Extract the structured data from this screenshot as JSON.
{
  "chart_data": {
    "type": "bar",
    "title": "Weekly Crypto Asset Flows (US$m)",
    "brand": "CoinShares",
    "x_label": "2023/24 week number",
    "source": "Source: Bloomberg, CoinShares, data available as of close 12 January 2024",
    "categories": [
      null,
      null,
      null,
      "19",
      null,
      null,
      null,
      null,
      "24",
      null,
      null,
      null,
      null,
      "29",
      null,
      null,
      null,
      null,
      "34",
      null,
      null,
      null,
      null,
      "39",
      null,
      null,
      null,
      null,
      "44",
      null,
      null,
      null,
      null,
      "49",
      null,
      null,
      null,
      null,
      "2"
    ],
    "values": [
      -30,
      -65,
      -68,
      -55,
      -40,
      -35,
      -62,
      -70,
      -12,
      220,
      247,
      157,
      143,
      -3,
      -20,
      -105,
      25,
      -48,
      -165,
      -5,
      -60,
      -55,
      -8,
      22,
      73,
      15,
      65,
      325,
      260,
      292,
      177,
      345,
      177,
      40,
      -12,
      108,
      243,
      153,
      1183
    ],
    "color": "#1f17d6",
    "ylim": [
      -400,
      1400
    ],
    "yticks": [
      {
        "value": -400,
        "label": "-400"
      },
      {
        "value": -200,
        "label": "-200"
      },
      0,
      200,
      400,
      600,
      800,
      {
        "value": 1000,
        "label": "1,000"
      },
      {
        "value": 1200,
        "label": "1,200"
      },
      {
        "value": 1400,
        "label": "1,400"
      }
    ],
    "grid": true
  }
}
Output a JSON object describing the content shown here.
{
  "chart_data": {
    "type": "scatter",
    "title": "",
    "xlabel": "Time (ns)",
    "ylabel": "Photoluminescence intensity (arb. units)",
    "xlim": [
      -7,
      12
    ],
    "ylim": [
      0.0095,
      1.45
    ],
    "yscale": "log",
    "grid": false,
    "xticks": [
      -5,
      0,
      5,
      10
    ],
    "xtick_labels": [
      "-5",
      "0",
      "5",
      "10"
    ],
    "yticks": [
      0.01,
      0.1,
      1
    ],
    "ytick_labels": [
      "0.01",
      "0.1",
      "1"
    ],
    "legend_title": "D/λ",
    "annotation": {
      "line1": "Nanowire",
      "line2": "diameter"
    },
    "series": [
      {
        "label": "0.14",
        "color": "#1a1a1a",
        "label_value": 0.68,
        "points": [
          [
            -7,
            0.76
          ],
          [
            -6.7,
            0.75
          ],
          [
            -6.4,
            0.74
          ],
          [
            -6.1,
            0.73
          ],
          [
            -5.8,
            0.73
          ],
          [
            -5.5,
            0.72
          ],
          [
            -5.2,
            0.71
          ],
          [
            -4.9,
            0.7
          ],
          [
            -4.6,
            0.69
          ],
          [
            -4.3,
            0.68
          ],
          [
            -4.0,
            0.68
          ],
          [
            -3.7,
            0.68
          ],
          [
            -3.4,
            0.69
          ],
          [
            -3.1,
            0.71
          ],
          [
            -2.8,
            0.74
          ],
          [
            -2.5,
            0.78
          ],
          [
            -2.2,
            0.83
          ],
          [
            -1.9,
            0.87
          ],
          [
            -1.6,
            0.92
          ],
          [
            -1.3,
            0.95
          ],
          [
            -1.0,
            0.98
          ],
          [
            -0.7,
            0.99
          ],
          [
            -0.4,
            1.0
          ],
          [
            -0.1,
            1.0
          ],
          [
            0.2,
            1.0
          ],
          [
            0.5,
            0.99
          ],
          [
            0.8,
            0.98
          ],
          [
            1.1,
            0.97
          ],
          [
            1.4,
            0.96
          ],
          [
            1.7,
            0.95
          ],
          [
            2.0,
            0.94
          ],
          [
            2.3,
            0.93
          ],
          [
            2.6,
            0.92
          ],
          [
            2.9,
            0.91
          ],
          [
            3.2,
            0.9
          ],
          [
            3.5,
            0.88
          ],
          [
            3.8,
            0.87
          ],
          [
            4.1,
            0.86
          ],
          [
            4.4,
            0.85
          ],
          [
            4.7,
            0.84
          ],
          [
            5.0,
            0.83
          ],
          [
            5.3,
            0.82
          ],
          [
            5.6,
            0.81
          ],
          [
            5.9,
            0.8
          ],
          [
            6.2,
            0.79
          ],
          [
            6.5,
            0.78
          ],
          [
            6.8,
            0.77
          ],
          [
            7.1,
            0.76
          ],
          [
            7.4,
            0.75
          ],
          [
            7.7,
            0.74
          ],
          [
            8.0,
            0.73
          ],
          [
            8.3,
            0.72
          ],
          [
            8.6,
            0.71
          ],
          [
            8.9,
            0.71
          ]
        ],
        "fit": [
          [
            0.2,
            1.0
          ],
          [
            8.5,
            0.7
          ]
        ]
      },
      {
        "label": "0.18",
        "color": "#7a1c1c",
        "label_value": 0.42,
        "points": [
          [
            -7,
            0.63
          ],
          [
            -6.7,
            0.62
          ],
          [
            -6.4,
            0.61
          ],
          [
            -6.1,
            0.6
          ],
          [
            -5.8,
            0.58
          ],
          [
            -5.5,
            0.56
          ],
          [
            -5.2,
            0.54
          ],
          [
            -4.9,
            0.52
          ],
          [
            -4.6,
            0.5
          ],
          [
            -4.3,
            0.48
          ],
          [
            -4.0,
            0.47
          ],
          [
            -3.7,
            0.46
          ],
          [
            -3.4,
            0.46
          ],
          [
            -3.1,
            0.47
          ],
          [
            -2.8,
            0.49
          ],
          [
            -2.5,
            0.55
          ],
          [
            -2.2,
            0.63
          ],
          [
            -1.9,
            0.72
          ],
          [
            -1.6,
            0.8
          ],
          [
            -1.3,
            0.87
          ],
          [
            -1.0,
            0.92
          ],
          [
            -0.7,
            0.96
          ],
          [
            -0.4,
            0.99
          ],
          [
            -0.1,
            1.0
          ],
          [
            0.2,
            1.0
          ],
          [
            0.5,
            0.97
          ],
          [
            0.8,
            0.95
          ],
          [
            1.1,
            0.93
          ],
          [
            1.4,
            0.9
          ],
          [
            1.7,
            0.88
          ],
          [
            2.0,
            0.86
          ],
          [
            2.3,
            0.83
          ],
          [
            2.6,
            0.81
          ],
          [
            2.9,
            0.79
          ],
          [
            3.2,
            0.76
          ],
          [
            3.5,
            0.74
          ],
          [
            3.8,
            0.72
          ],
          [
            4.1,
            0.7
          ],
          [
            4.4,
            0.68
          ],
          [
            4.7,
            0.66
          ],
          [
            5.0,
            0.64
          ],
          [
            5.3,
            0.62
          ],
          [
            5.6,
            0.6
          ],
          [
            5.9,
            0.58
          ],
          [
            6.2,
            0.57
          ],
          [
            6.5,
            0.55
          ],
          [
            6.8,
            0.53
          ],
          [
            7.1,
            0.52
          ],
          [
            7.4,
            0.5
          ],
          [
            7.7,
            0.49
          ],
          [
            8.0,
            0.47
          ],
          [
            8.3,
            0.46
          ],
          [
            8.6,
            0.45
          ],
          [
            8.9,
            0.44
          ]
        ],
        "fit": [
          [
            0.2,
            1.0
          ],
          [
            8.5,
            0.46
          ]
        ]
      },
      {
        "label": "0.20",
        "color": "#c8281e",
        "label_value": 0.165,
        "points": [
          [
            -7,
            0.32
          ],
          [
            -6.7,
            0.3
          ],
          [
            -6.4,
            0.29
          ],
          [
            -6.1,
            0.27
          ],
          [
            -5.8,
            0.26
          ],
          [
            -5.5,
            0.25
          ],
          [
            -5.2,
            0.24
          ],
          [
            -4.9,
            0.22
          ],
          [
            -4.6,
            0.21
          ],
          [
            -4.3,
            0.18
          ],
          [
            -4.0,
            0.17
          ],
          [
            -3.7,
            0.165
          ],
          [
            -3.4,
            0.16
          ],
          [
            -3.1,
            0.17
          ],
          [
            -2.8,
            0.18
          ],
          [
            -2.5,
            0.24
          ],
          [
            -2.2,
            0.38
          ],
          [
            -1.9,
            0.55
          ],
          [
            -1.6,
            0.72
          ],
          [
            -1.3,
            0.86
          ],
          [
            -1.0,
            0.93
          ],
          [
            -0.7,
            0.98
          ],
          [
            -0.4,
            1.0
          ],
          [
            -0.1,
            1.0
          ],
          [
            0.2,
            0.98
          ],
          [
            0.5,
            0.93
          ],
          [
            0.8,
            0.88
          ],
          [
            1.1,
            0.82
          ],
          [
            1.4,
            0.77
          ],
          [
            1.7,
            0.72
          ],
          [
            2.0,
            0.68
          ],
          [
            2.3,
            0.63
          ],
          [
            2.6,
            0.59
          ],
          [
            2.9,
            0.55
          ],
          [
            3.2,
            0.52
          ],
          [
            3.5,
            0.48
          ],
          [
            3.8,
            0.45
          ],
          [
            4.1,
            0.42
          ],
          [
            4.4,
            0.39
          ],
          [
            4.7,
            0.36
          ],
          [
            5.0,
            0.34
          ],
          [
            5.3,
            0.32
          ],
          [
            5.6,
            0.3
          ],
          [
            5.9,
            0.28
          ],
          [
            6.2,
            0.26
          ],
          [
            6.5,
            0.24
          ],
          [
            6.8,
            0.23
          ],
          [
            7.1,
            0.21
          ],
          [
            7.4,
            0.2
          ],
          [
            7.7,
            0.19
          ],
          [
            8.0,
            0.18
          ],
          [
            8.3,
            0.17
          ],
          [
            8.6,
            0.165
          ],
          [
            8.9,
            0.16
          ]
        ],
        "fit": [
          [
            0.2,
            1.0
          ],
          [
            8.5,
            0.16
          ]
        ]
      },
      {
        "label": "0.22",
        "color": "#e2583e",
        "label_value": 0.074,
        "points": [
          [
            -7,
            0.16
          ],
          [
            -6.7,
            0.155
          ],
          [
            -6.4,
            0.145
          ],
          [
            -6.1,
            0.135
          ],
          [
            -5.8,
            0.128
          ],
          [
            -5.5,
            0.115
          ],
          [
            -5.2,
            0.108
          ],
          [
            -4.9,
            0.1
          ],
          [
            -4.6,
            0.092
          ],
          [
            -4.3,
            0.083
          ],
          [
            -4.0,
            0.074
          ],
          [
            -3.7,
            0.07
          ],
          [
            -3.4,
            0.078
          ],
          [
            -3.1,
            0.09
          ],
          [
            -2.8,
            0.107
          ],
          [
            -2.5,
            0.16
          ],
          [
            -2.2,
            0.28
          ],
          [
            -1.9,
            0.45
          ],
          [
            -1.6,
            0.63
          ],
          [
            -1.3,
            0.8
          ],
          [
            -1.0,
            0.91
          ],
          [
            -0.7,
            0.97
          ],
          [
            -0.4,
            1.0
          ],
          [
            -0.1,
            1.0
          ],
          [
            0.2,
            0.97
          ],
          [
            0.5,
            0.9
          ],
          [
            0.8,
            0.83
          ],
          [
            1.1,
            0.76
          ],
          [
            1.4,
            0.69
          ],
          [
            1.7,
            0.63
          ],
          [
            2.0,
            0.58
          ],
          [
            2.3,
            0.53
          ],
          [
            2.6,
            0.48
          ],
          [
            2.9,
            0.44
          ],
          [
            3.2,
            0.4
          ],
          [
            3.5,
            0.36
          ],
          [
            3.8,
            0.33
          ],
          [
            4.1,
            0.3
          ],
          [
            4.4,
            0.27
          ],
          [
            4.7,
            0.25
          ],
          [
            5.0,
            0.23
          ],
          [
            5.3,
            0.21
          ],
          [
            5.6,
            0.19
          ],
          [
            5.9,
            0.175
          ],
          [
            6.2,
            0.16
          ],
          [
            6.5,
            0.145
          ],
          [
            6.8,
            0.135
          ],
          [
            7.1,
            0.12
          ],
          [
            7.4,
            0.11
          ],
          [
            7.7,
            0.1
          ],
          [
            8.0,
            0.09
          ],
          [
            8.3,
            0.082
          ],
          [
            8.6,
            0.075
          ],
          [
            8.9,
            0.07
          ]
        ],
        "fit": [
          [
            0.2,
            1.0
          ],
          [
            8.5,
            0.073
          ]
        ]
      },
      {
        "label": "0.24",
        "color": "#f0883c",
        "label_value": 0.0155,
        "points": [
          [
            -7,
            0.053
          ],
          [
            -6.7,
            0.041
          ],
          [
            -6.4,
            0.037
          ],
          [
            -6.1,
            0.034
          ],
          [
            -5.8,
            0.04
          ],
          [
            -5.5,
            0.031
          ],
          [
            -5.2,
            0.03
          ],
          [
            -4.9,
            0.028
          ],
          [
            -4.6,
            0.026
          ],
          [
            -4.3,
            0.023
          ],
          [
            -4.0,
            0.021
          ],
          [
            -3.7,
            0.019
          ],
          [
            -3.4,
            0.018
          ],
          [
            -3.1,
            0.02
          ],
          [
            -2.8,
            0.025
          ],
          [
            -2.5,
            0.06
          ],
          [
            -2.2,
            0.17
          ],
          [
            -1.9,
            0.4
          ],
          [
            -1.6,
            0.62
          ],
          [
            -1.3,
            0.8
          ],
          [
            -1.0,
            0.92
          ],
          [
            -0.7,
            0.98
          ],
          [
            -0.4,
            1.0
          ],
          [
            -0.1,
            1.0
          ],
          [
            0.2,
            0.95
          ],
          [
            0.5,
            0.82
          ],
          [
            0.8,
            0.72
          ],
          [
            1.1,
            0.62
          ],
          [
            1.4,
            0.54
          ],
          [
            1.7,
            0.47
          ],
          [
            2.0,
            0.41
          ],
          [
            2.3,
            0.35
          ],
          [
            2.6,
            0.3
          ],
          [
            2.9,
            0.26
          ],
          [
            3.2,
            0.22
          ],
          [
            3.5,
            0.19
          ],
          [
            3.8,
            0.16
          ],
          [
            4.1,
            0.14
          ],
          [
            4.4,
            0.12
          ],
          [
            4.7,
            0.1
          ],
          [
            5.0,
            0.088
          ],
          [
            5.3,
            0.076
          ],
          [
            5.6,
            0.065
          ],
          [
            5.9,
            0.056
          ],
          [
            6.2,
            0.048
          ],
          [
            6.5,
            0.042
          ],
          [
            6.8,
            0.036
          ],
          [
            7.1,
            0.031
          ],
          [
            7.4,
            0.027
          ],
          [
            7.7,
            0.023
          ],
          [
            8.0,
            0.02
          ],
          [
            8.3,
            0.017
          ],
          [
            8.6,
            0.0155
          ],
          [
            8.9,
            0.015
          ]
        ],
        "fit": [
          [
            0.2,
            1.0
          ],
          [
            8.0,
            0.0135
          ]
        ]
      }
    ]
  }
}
==================================================
Task instructions:
Take every line above carrying "JSON" and return it.

Complete response:
Extract the structured data from this screenshot as JSON.
Output a JSON object describing the content shown here.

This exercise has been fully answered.